— start of EXERCISE INPUTS —

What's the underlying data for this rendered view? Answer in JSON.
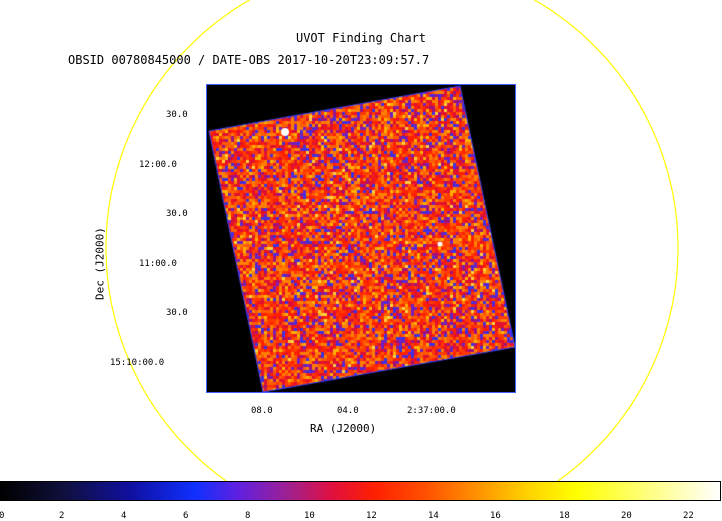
{
  "title": "UVOT Finding Chart",
  "subtitle": "OBSID 00780845000 / DATE-OBS 2017-10-20T23:09:57.7",
  "dec_axis": {
    "label": "Dec (J2000)",
    "ticks": [
      "30.0",
      "12:00.0",
      "30.0",
      "11:00.0",
      "30.0",
      "15:10:00.0"
    ]
  },
  "ra_axis": {
    "label": "RA (J2000)",
    "ticks": [
      "08.0",
      "04.0",
      "2:37:00.0"
    ]
  },
  "colorbar": {
    "ticks": [
      "0",
      "2",
      "4",
      "6",
      "8",
      "10",
      "12",
      "14",
      "16",
      "18",
      "20",
      "22"
    ]
  },
  "colors": {
    "circle": "#ffff00",
    "frame_border": "#4060ff",
    "footprint_border": "#3040ff"
  }
}
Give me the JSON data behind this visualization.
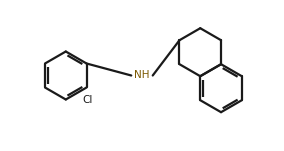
{
  "bg": "#ffffff",
  "bond_color": "#1a1a1a",
  "nh_color": "#7B5800",
  "cl_color": "#1a1a1a",
  "lw": 1.6,
  "dbl_off": 0.09,
  "dbl_sh": 0.12,
  "R": 0.85,
  "xlim": [
    0,
    10
  ],
  "ylim": [
    0,
    5.3
  ]
}
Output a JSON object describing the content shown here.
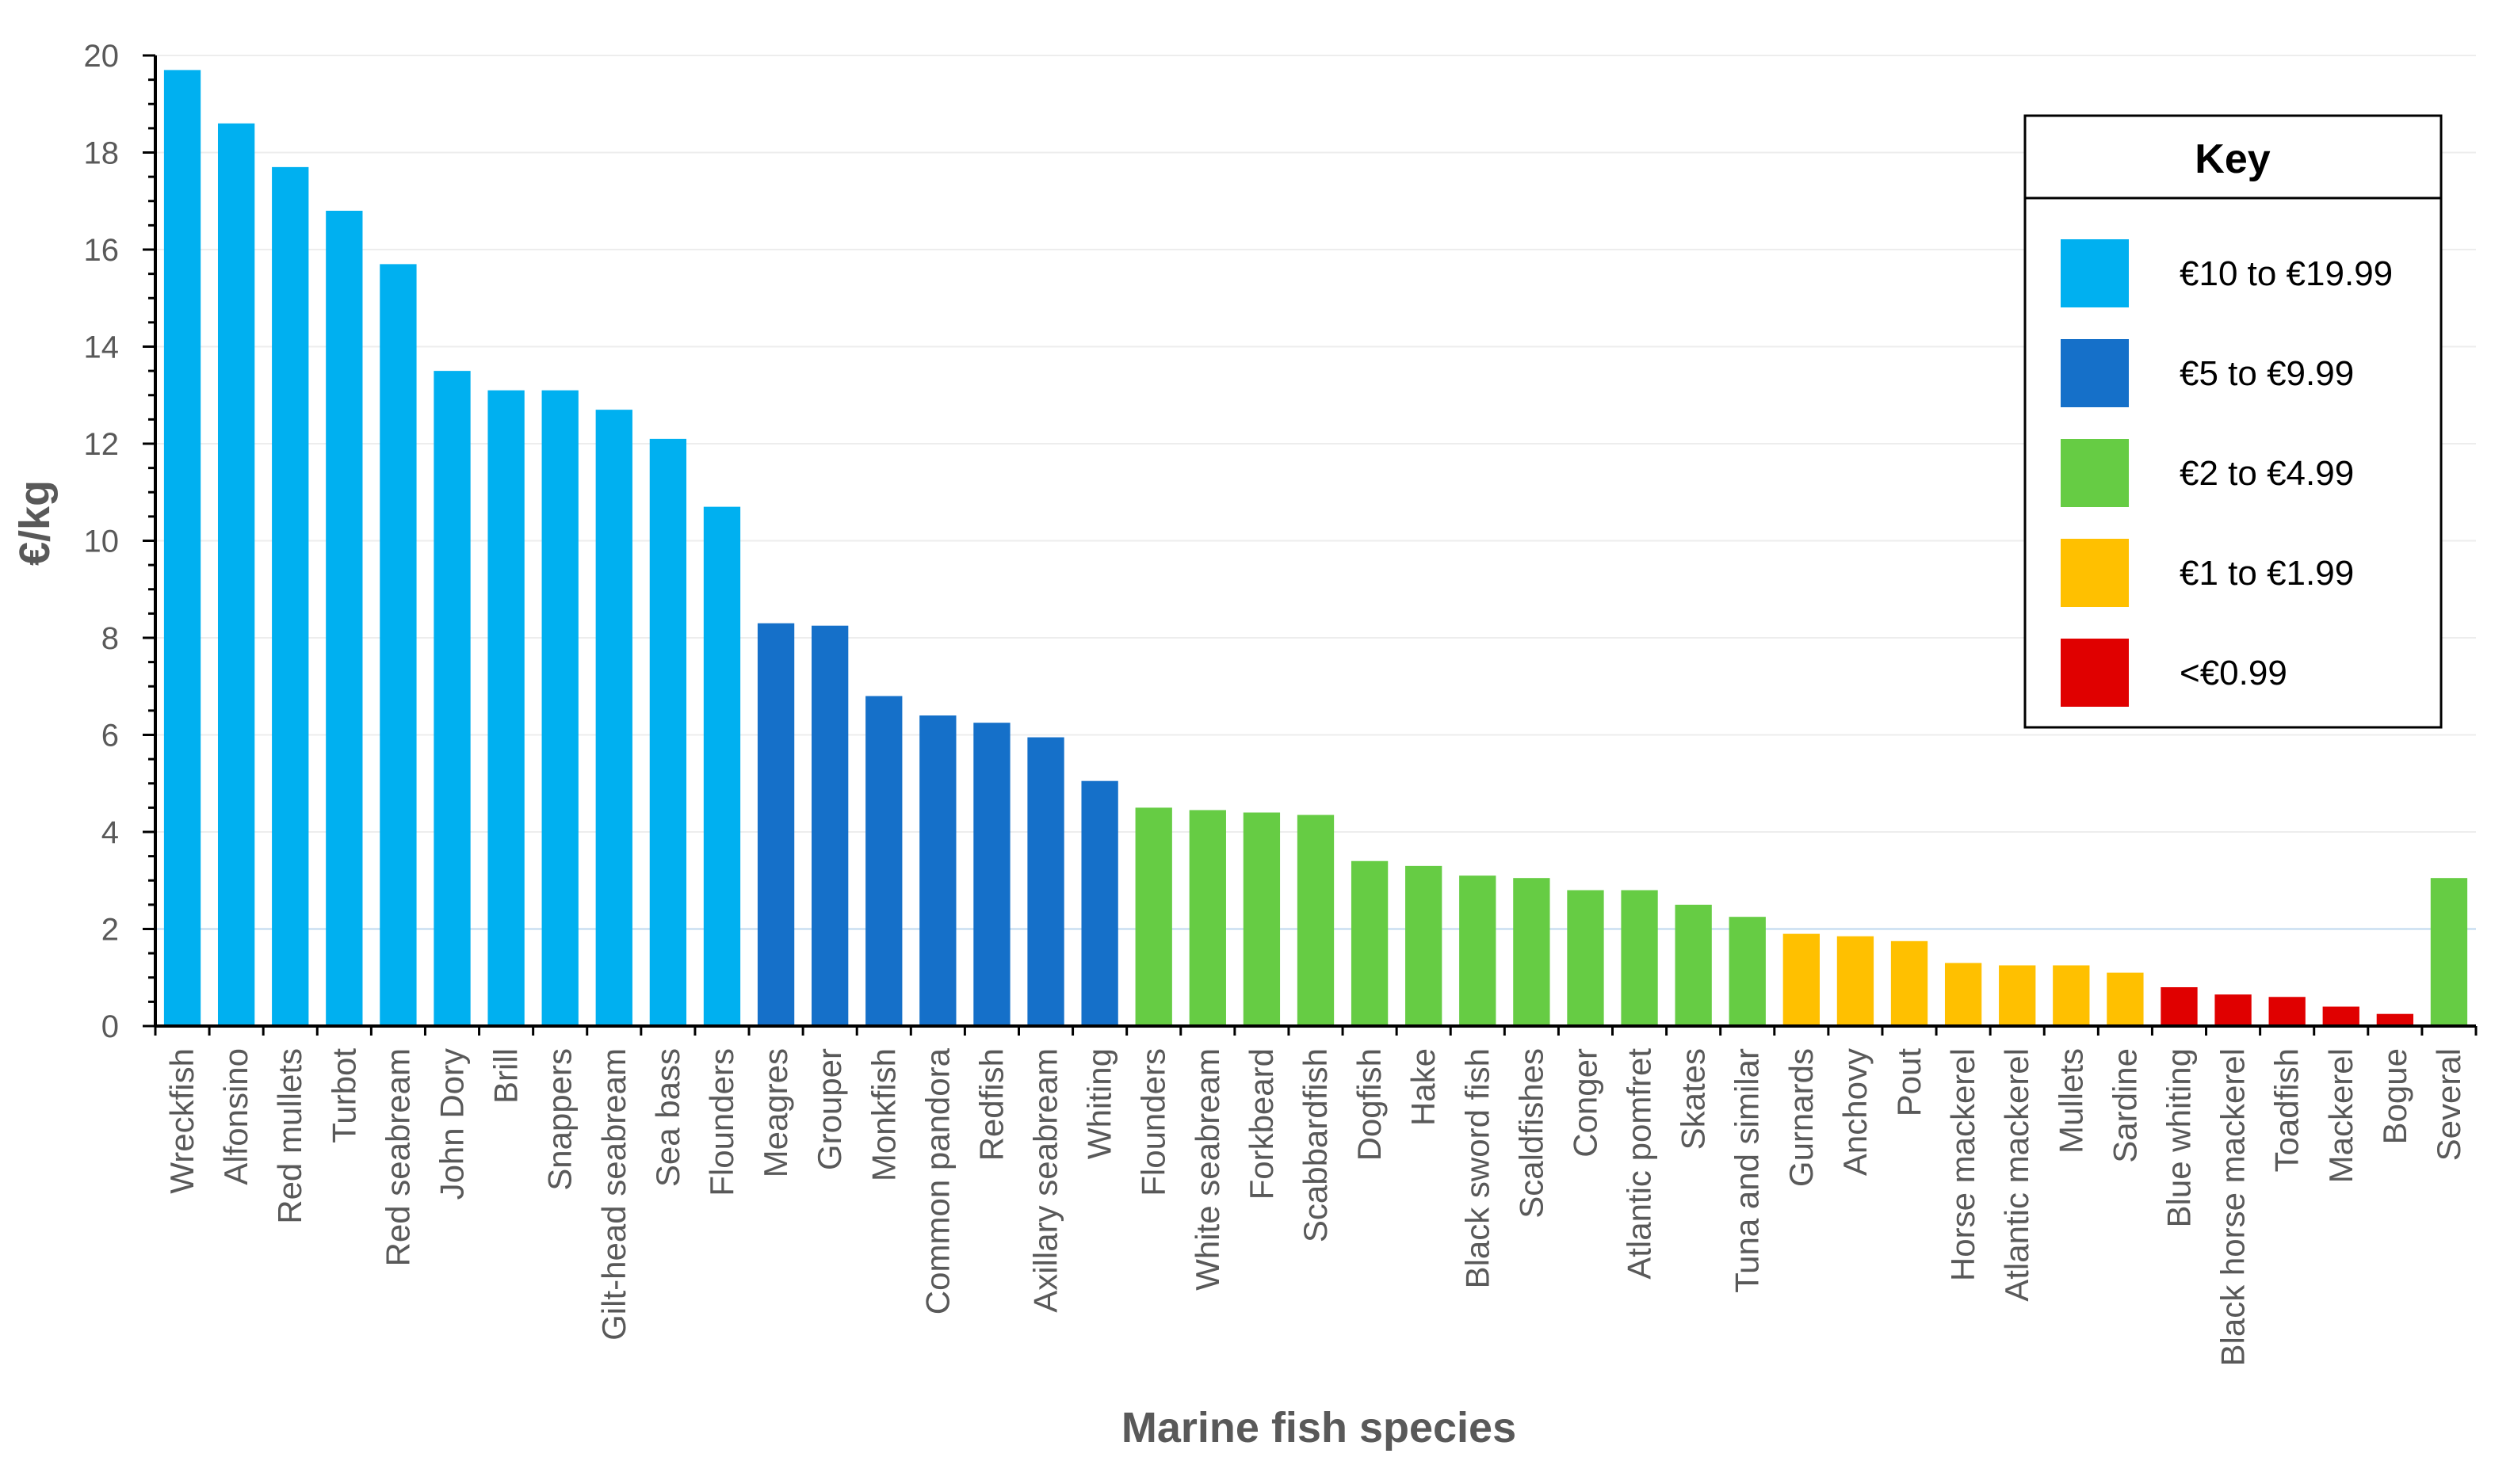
{
  "chart_data": {
    "type": "bar",
    "title": "",
    "xlabel": "Marine fish species",
    "ylabel": "€/kg",
    "ylim": [
      0,
      20
    ],
    "yticks": [
      0,
      2,
      4,
      6,
      8,
      10,
      12,
      14,
      16,
      18,
      20
    ],
    "grid": true,
    "legend_position": "top-right",
    "categories": [
      "Wreckfish",
      "Alfonsino",
      "Red mullets",
      "Turbot",
      "Red seabream",
      "John Dory",
      "Brill",
      "Snappers",
      "Gilt-head seabream",
      "Sea bass",
      "Flounders",
      "Meagres",
      "Grouper",
      "Monkfish",
      "Common pandora",
      "Redfish",
      "Axillary seabream",
      "Whiting",
      "Flounders",
      "White seabream",
      "Forkbeard",
      "Scabbardfish",
      "Dogfish",
      "Hake",
      "Black sword fish",
      "Scaldfishes",
      "Conger",
      "Atlantic pomfret",
      "Skates",
      "Tuna and similar",
      "Gurnards",
      "Anchovy",
      "Pout",
      "Horse mackerel",
      "Atlantic mackerel",
      "Mullets",
      "Sardine",
      "Blue whiting",
      "Black horse mackerel",
      "Toadfish",
      "Mackerel",
      "Bogue",
      "Several"
    ],
    "values": [
      19.7,
      18.6,
      17.7,
      16.8,
      15.7,
      13.5,
      13.1,
      13.1,
      12.7,
      12.1,
      10.7,
      8.3,
      8.25,
      6.8,
      6.4,
      6.25,
      5.95,
      5.05,
      4.5,
      4.45,
      4.4,
      4.35,
      3.4,
      3.3,
      3.1,
      3.05,
      2.8,
      2.8,
      2.5,
      2.25,
      1.9,
      1.85,
      1.75,
      1.3,
      1.25,
      1.25,
      1.1,
      0.8,
      0.65,
      0.6,
      0.4,
      0.25,
      3.05
    ],
    "categories_color_group": [
      0,
      0,
      0,
      0,
      0,
      0,
      0,
      0,
      0,
      0,
      0,
      1,
      1,
      1,
      1,
      1,
      1,
      1,
      2,
      2,
      2,
      2,
      2,
      2,
      2,
      2,
      2,
      2,
      2,
      2,
      3,
      3,
      3,
      3,
      3,
      3,
      3,
      4,
      4,
      4,
      4,
      4,
      2
    ],
    "legend": {
      "title": "Key",
      "entries": [
        {
          "label": "€10 to €19.99",
          "color": "#00B0F0"
        },
        {
          "label": "€5 to €9.99",
          "color": "#1570C9"
        },
        {
          "label": "€2 to €4.99",
          "color": "#66CC44"
        },
        {
          "label": "€1 to €1.99",
          "color": "#FFC000"
        },
        {
          "label": "<€0.99",
          "color": "#E00000"
        }
      ]
    }
  }
}
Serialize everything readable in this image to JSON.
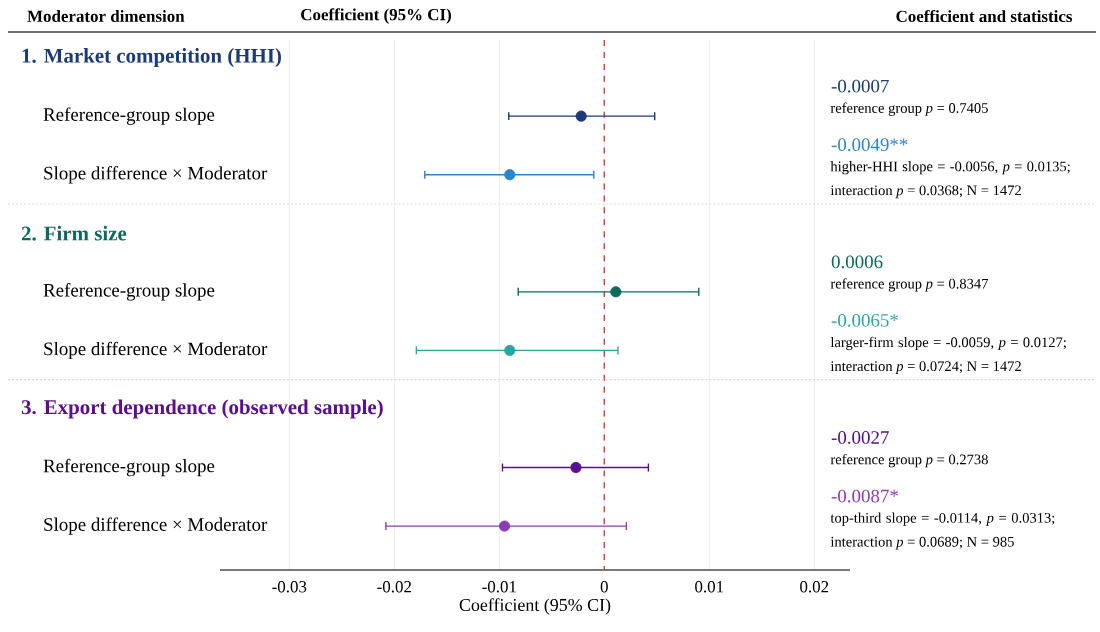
{
  "chart_data": {
    "type": "scatter",
    "orientation": "horizontal",
    "xlabel": "Coefficient (95% CI)",
    "categories": [
      null,
      "Reference-group slope",
      "Slope difference × Moderator",
      null,
      "Reference-group slope",
      "Slope difference × Moderator",
      null,
      "Reference-group slope",
      "Slope difference × Moderator"
    ],
    "series": [
      {
        "name": "1. Market competition (HHI)",
        "color": "#1b3a78",
        "values": [
          null,
          -0.0022,
          null,
          null,
          null,
          null,
          null,
          null,
          null
        ],
        "errors": [
          null,
          [
            -0.0091,
            0.0048
          ],
          null,
          null,
          null,
          null,
          null,
          null,
          null
        ]
      },
      {
        "color": "#2a86c6",
        "values": [
          null,
          null,
          -0.009,
          null,
          null,
          null,
          null,
          null,
          null
        ],
        "errors": [
          null,
          null,
          [
            -0.0171,
            -0.001
          ],
          null,
          null,
          null,
          null,
          null,
          null
        ]
      },
      {
        "name": "2. Firm size",
        "color": "#0b6a5c",
        "values": [
          null,
          null,
          null,
          null,
          0.0011,
          null,
          null,
          null,
          null
        ],
        "errors": [
          null,
          null,
          null,
          null,
          [
            -0.0082,
            0.009
          ],
          null,
          null,
          null,
          null
        ]
      },
      {
        "color": "#2aa6a0",
        "values": [
          null,
          null,
          null,
          null,
          null,
          -0.009,
          null,
          null,
          null
        ],
        "errors": [
          null,
          null,
          null,
          null,
          null,
          [
            -0.0179,
            0.0013
          ],
          null,
          null,
          null
        ]
      },
      {
        "name": "3. Export dependence (observed sample)",
        "color": "#5a0f8c",
        "values": [
          null,
          null,
          null,
          null,
          null,
          null,
          null,
          -0.0027,
          null
        ],
        "errors": [
          null,
          null,
          null,
          null,
          null,
          null,
          null,
          [
            -0.0097,
            0.0042
          ],
          null
        ]
      },
      {
        "color": "#8b3db2",
        "values": [
          null,
          null,
          null,
          null,
          null,
          null,
          null,
          null,
          -0.0095
        ],
        "errors": [
          null,
          null,
          null,
          null,
          null,
          null,
          null,
          null,
          [
            -0.0208,
            0.0021
          ]
        ]
      }
    ],
    "xlim": [
      -0.0366,
      0.0234
    ],
    "xticks": [
      -0.03,
      -0.02,
      -0.01,
      0,
      0.01,
      0.02
    ],
    "grid": "x",
    "marker": "circle",
    "ref_lines": [
      {
        "axis": "x",
        "value": 0,
        "color": "#e03c3c",
        "line_style": "dashed"
      }
    ],
    "annotations": [
      "Moderator dimension",
      "Coefficient (95% CI)",
      "Coefficient and statistics",
      "-0.0007",
      "reference group *p* = 0.7405",
      "-0.0049**",
      "higher-HHI slope = -0.0056, *p* = 0.0135; interaction *p* = 0.0368; N = 1472",
      "0.0006",
      "reference group *p* = 0.8347",
      "-0.0065*",
      "larger-firm slope = -0.0059, *p* = 0.0127; interaction *p* = 0.0724; N = 1472",
      "-0.0027",
      "reference group *p* = 0.2738",
      "-0.0087*",
      "top-third slope = -0.0114, *p* = 0.0313; interaction *p* = 0.0689; N = 985"
    ]
  }
}
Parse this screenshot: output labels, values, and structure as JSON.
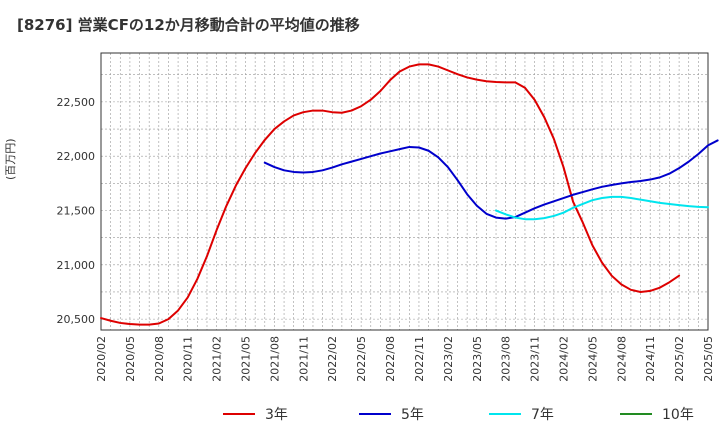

— end of EXERCISE INPUTS —

SHORT EXERCISE: Find how many lines of the material carry the string "xlabel". Only the number should be in the answer.

ANSWER TO THE TASK: 2